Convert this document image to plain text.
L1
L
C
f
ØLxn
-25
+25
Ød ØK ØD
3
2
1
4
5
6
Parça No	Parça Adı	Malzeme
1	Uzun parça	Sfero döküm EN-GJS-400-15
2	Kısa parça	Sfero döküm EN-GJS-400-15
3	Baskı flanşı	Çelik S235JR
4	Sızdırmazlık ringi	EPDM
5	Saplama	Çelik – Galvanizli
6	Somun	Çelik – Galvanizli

* * *

*SHORT TASK*
Identify lines with the string "Sfero". Copy each one.

*EXERCISE RESULT*
1	Uzun parça	Sfero döküm EN-GJS-400-15
2	Kısa parça	Sfero döküm EN-GJS-400-15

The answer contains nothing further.